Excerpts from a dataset
-- Opening Marker --

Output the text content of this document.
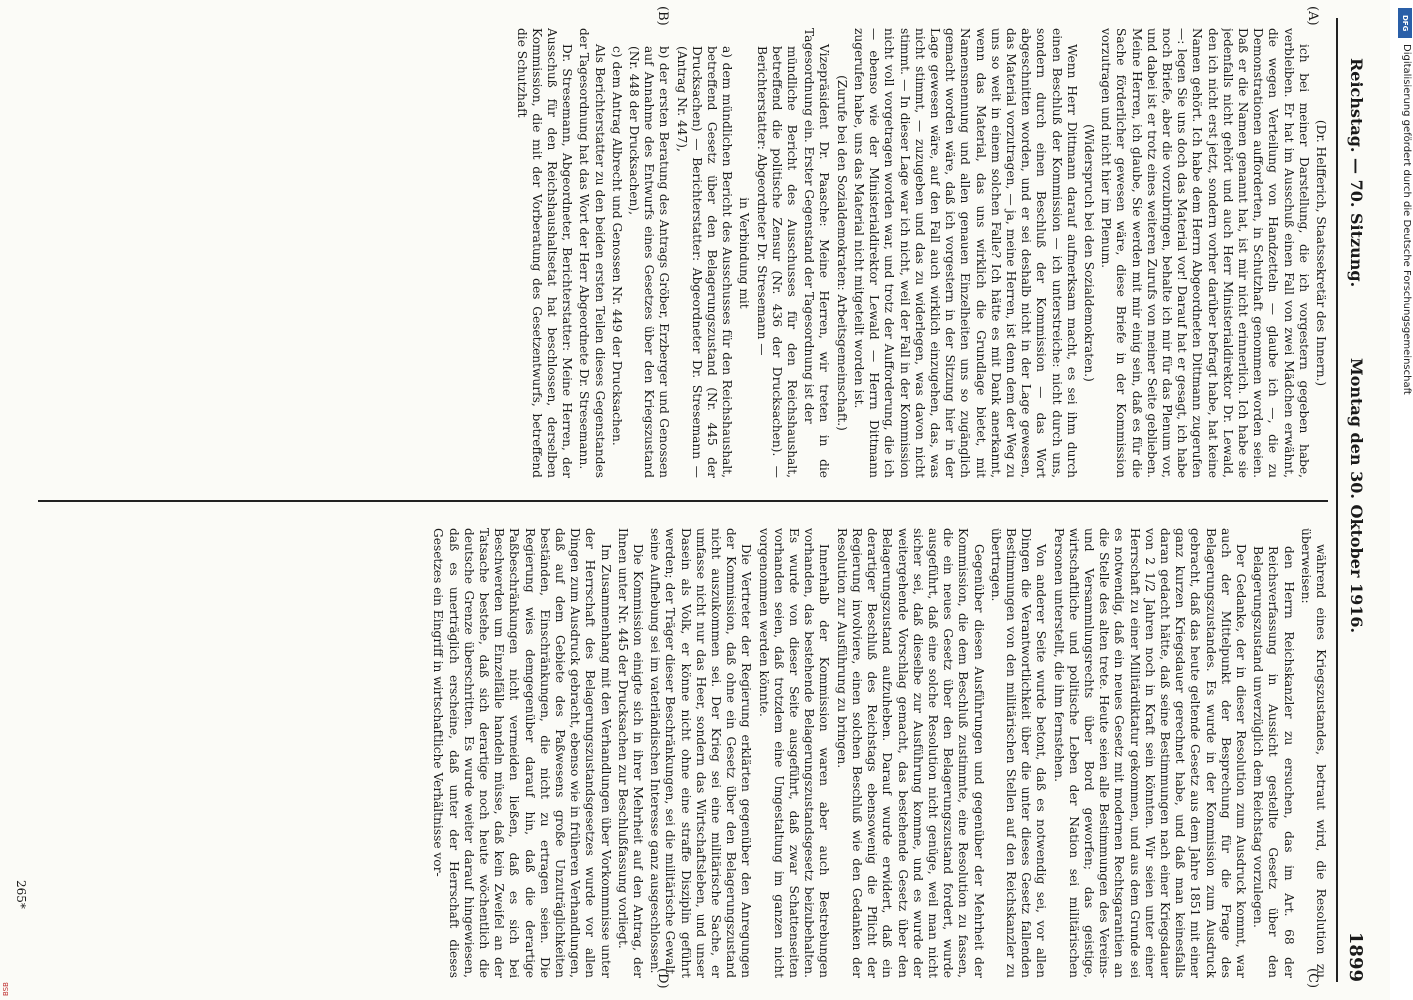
Reichstag. — 70. Sitzung.
Montag den 30. Oktober 1916.
1899
(A)
(B)
(C)
(D)

(Dr. Helfferich, Staatssekretär des Innern.)

ich bei meiner Darstellung, die ich vorgestern gegeben habe, verbleiben. Er hat im Ausschuß einen Fall von zwei Mädchen erwähnt, die wegen Verteilung von Handzetteln — glaube ich —, die zu Demonstrationen aufforderten, in Schutzhaft genommen worden seien. Daß er die Namen genannt hat, ist mir nicht erinnerlich. Ich habe sie jedenfalls nicht gehört und auch Herr Ministerialdirektor Dr. Lewald, den ich nicht erst jetzt, sondern vorher darüber befragt habe, hat keine Namen gehört. Ich habe dem Herrn Abgeordneten Dittmann zugerufen —: legen Sie uns doch das Material vor! Darauf hat er gesagt, ich habe noch Briefe, aber die vorzubringen, behalte ich mir für das Plenum vor, und dabei ist er trotz eines weiteren Zurufs von meiner Seite geblieben. Meine Herren, ich glaube, Sie werden mit mir einig sein, daß es für die Sache förderlicher gewesen wäre, diese Briefe in der Kommission vorzutragen und nicht hier im Plenum.

(Widerspruch bei den Sozialdemokraten.)

Wenn Herr Dittmann darauf aufmerksam macht, es sei ihm durch einen Beschluß der Kommission — ich unterstreiche: nicht durch uns, sondern durch einen Beschluß der Kommission — das Wort abgeschnitten worden, und er sei deshalb nicht in der Lage gewesen, das Material vorzutragen, — ja, meine Herren, ist denn dem der Weg zu uns so weit in einem solchen Falle? Ich hätte es mit Dank anerkannt, wenn das Material, das uns wirklich die Grundlage bietet, mit Namensnennung und allen genauen Einzelheiten uns so zugänglich gemacht worden wäre, daß ich vorgestern in der Sitzung hier in der Lage gewesen wäre, auf den Fall auch wirklich einzugehen, das, was nicht stimmt, — zuzugeben und das zu widerlegen, was davon nicht stimmt. — In dieser Lage war ich nicht, weil der Fall in der Kommission nicht voll vorgetragen worden war, und trotz der Aufforderung, die ich — ebenso wie der Ministerialdirektor Lewald — Herrn Dittmann zugerufen habe, uns das Material nicht mitgeteilt worden ist.

(Zurufe bei den Sozialdemokraten: Arbeitsgemeinschaft.)

Vizepräsident Dr. Paasche: Meine Herren, wir treten in die Tagesordnung ein. Erster Gegenstand der Tagesordnung ist der

mündliche Bericht des Ausschusses für den Reichshaushalt, betreffend die politische Zensur (Nr. 436 der Drucksachen). — Berichterstatter: Abgeordneter Dr. Stresemann —

in Verbindung mit

a) dem mündlichen Bericht des Ausschusses für den Reichshaushalt, betreffend Gesetz über den Belagerungszustand (Nr. 445 der Drucksachen) — Berichterstatter: Abgeordneter Dr. Stresemann — (Antrag Nr. 447),

b) der ersten Beratung des Antrags Gröber, Erzberger und Genossen auf Annahme des Entwurfs eines Gesetzes über den Kriegszustand (Nr. 448 der Drucksachen),

c) dem Antrag Albrecht und Genossen Nr. 449 der Drucksachen.

Als Berichterstatter zu den beiden ersten Teilen dieses Gegenstandes der Tagesordnung hat das Wort der Herr Abgeordnete Dr. Stresemann.

Dr. Stresemann, Abgeordneter, Berichterstatter: Meine Herren, der Ausschuß für den Reichshaushaltsetat hat beschlossen, derselben Kommission, die mit der Vorberatung des Gesetzentwurfs, betreffend die Schutzhaft

während eines Kriegszustandes, betraut wird, die Resolution zu überweisen:

den Herrn Reichskanzler zu ersuchen, das im Art. 68 der Reichsverfassung in Aussicht gestellte Gesetz über den Belagerungszustand unverzüglich dem Reichstag vorzulegen.

Der Gedanke, der in dieser Resolution zum Ausdruck kommt, war auch der Mittelpunkt der Besprechung für die Frage des Belagerungszustandes. Es wurde in der Kommission zum Ausdruck gebracht, daß das heute geltende Gesetz aus dem Jahre 1851 mit einer ganz kurzen Kriegsdauer gerechnet habe, und daß man keinesfalls daran gedacht hätte, daß seine Bestimmungen nach einer Kriegsdauer von 2 1/2 Jahren noch in Kraft sein könnten. Wir seien unter einer Herrschaft zu einer Militärdiktatur gekommen, und aus dem Grunde sei es notwendig, daß ein neues Gesetz mit modernen Rechtsgarantien an die Stelle des alten trete. Heute seien alle Bestimmungen des Vereins- und Versammlungsrechts über Bord geworfen; das geistige, wirtschaftliche und politische Leben der Nation sei militärischen Personen unterstellt, die ihm fernstehen.

Von anderer Seite wurde betont, daß es notwendig sei, vor allen Dingen die Verantwortlichkeit über die unter dieses Gesetz fallenden Bestimmungen von den militärischen Stellen auf den Reichskanzler zu übertragen.

Gegenüber diesen Ausführungen und gegenüber der Mehrheit der Kommission, die dem Beschluß zustimmte, eine Resolution zu fassen, die ein neues Gesetz über den Belagerungszustand fordert, wurde ausgeführt, daß eine solche Resolution nicht genüge, weil man nicht sicher sei, daß dieselbe zur Ausführung komme, und es wurde der weitergehende Vorschlag gemacht, das bestehende Gesetz über den Belagerungszustand aufzuheben. Darauf wurde erwidert, daß ein derartiger Beschluß des Reichstags ebensowenig die Pflicht der Regierung involviere, einen solchen Beschluß wie den Gedanken der Resolution zur Ausführung zu bringen.

Innerhalb der Kommission waren aber auch Bestrebungen vorhanden, das bestehende Belagerungszustandsgesetz beizubehalten. Es wurde von dieser Seite ausgeführt, daß zwar Schattenseiten vorhanden seien, daß trotzdem eine Umgestaltung im ganzen nicht vorgenommen werden könnte.

Die Vertreter der Regierung erklärten gegenüber den Anregungen der Kommission, daß ohne ein Gesetz über den Belagerungszustand nicht auszukommen sei. Der Krieg sei eine militärische Sache, er umfasse nicht nur das Heer, sondern das Wirtschaftsleben, und unser Dasein als Volk, er könne nicht ohne eine straffe Disziplin geführt werden; der Träger dieser Beschränkungen, sei die militärische Gewalt, seine Aufhebung sei im vaterländischen Interesse ganz ausgeschlossen.

Die Kommission einigte sich in ihrer Mehrheit auf den Antrag, der Ihnen unter Nr. 445 der Drucksachen zur Beschlußfassung vorliegt.

Im Zusammenhang mit den Verhandlungen über Vorkommnisse unter der Herrschaft des Belagerungszustandsgesetzes wurde vor allen Dingen zum Ausdruck gebracht, ebenso wie in früheren Verhandlungen, daß auf dem Gebiete des Paßwesens große Unzuträglichkeiten beständen, Einschränkungen, die nicht zu ertragen seien. Die Regierung wies demgegenüber darauf hin, daß die derartige Paßbeschränkungen nicht vermeiden ließen, daß es sich bei Beschwerden um Einzelfälle handeln müsse, daß kein Zweifel an der Tatsache bestehe, daß sich derartige noch heute wöchentlich die deutsche Grenze überschritten. Es wurde weiter darauf hingewiesen, daß es unerträglich erscheine, daß unter der Herrschaft dieses Gesetzes ein Eingriff in wirtschaftliche Verhältnisse vor-

265*
DFG
Digitalisierung gefördert durch die Deutsche Forschungsgemeinschaft
BSB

-- Closing Marker --

Your instructions
Where does the word "Reichskanzler" appear in the records above? Return every line that holds it.

Task solution
den Herrn Reichskanzler zu ersuchen, das im Art. 68 der Reichsverfassung in Aussicht gestellte Gesetz über den Belagerungszustand unverzüglich dem Reichstag vorzulegen.
Von anderer Seite wurde betont, daß es notwendig sei, vor allen Dingen die Verantwortlichkeit über die unter dieses Gesetz fallenden Bestimmungen von den militärischen Stellen auf den Reichskanzler zu übertragen.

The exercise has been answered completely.